_Prompt_. Exactly as written, quote every line that follows, skipping the images.

(Figure dataset records)
** START **

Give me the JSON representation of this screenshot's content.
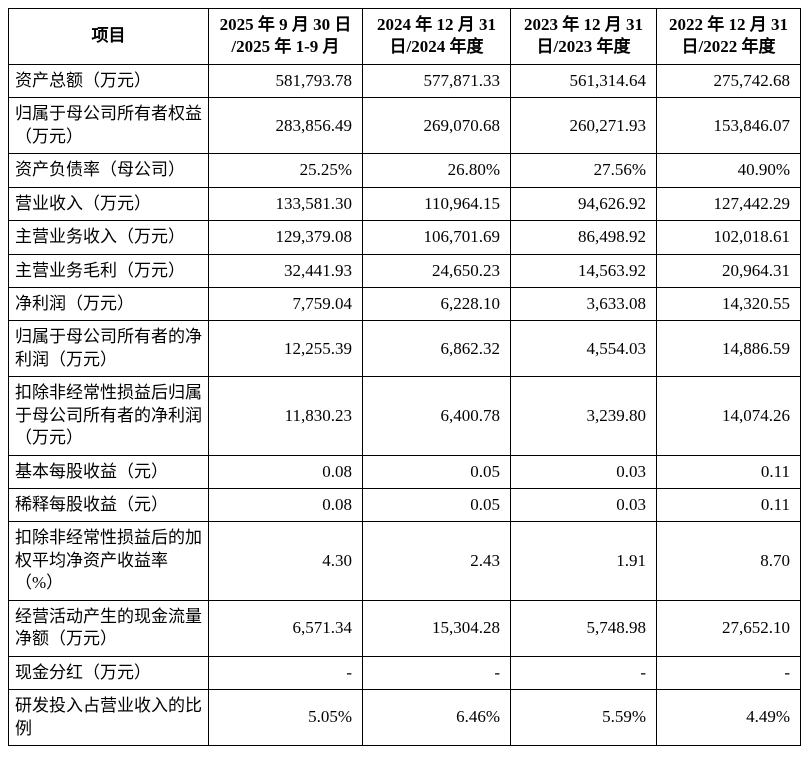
{
  "table": {
    "columns": [
      {
        "label": "项目"
      },
      {
        "label": "2025 年 9 月 30 日\n/2025 年 1-9 月"
      },
      {
        "label": "2024 年 12 月 31\n日/2024 年度"
      },
      {
        "label": "2023 年 12 月 31\n日/2023 年度"
      },
      {
        "label": "2022 年 12 月 31\n日/2022 年度"
      }
    ],
    "rows": [
      {
        "label": "资产总额（万元）",
        "values": [
          "581,793.78",
          "577,871.33",
          "561,314.64",
          "275,742.68"
        ]
      },
      {
        "label": "归属于母公司所有者权益（万元）",
        "values": [
          "283,856.49",
          "269,070.68",
          "260,271.93",
          "153,846.07"
        ]
      },
      {
        "label": "资产负债率（母公司）",
        "values": [
          "25.25%",
          "26.80%",
          "27.56%",
          "40.90%"
        ]
      },
      {
        "label": "营业收入（万元）",
        "values": [
          "133,581.30",
          "110,964.15",
          "94,626.92",
          "127,442.29"
        ]
      },
      {
        "label": "主营业务收入（万元）",
        "values": [
          "129,379.08",
          "106,701.69",
          "86,498.92",
          "102,018.61"
        ]
      },
      {
        "label": "主营业务毛利（万元）",
        "values": [
          "32,441.93",
          "24,650.23",
          "14,563.92",
          "20,964.31"
        ]
      },
      {
        "label": "净利润（万元）",
        "values": [
          "7,759.04",
          "6,228.10",
          "3,633.08",
          "14,320.55"
        ]
      },
      {
        "label": "归属于母公司所有者的净利润（万元）",
        "values": [
          "12,255.39",
          "6,862.32",
          "4,554.03",
          "14,886.59"
        ]
      },
      {
        "label": "扣除非经常性损益后归属于母公司所有者的净利润（万元）",
        "values": [
          "11,830.23",
          "6,400.78",
          "3,239.80",
          "14,074.26"
        ]
      },
      {
        "label": "基本每股收益（元）",
        "values": [
          "0.08",
          "0.05",
          "0.03",
          "0.11"
        ]
      },
      {
        "label": "稀释每股收益（元）",
        "values": [
          "0.08",
          "0.05",
          "0.03",
          "0.11"
        ]
      },
      {
        "label": "扣除非经常性损益后的加权平均净资产收益率（%）",
        "values": [
          "4.30",
          "2.43",
          "1.91",
          "8.70"
        ]
      },
      {
        "label": "经营活动产生的现金流量净额（万元）",
        "values": [
          "6,571.34",
          "15,304.28",
          "5,748.98",
          "27,652.10"
        ]
      },
      {
        "label": "现金分红（万元）",
        "values": [
          "-",
          "-",
          "-",
          "-"
        ]
      },
      {
        "label": "研发投入占营业收入的比例",
        "values": [
          "5.05%",
          "6.46%",
          "5.59%",
          "4.49%"
        ]
      }
    ]
  }
}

** END **

_Answer for the task_.
Give me the JSON representation of this screenshot's content.
{
  "table": {
    "columns": [
      {
        "label": "项目"
      },
      {
        "label": "2025 年 9 月 30 日\n/2025 年 1-9 月"
      },
      {
        "label": "2024 年 12 月 31\n日/2024 年度"
      },
      {
        "label": "2023 年 12 月 31\n日/2023 年度"
      },
      {
        "label": "2022 年 12 月 31\n日/2022 年度"
      }
    ],
    "rows": [
      {
        "label": "资产总额（万元）",
        "values": [
          "581,793.78",
          "577,871.33",
          "561,314.64",
          "275,742.68"
        ]
      },
      {
        "label": "归属于母公司所有者权益（万元）",
        "values": [
          "283,856.49",
          "269,070.68",
          "260,271.93",
          "153,846.07"
        ]
      },
      {
        "label": "资产负债率（母公司）",
        "values": [
          "25.25%",
          "26.80%",
          "27.56%",
          "40.90%"
        ]
      },
      {
        "label": "营业收入（万元）",
        "values": [
          "133,581.30",
          "110,964.15",
          "94,626.92",
          "127,442.29"
        ]
      },
      {
        "label": "主营业务收入（万元）",
        "values": [
          "129,379.08",
          "106,701.69",
          "86,498.92",
          "102,018.61"
        ]
      },
      {
        "label": "主营业务毛利（万元）",
        "values": [
          "32,441.93",
          "24,650.23",
          "14,563.92",
          "20,964.31"
        ]
      },
      {
        "label": "净利润（万元）",
        "values": [
          "7,759.04",
          "6,228.10",
          "3,633.08",
          "14,320.55"
        ]
      },
      {
        "label": "归属于母公司所有者的净利润（万元）",
        "values": [
          "12,255.39",
          "6,862.32",
          "4,554.03",
          "14,886.59"
        ]
      },
      {
        "label": "扣除非经常性损益后归属于母公司所有者的净利润（万元）",
        "values": [
          "11,830.23",
          "6,400.78",
          "3,239.80",
          "14,074.26"
        ]
      },
      {
        "label": "基本每股收益（元）",
        "values": [
          "0.08",
          "0.05",
          "0.03",
          "0.11"
        ]
      },
      {
        "label": "稀释每股收益（元）",
        "values": [
          "0.08",
          "0.05",
          "0.03",
          "0.11"
        ]
      },
      {
        "label": "扣除非经常性损益后的加权平均净资产收益率（%）",
        "values": [
          "4.30",
          "2.43",
          "1.91",
          "8.70"
        ]
      },
      {
        "label": "经营活动产生的现金流量净额（万元）",
        "values": [
          "6,571.34",
          "15,304.28",
          "5,748.98",
          "27,652.10"
        ]
      },
      {
        "label": "现金分红（万元）",
        "values": [
          "-",
          "-",
          "-",
          "-"
        ]
      },
      {
        "label": "研发投入占营业收入的比例",
        "values": [
          "5.05%",
          "6.46%",
          "5.59%",
          "4.49%"
        ]
      }
    ]
  }
}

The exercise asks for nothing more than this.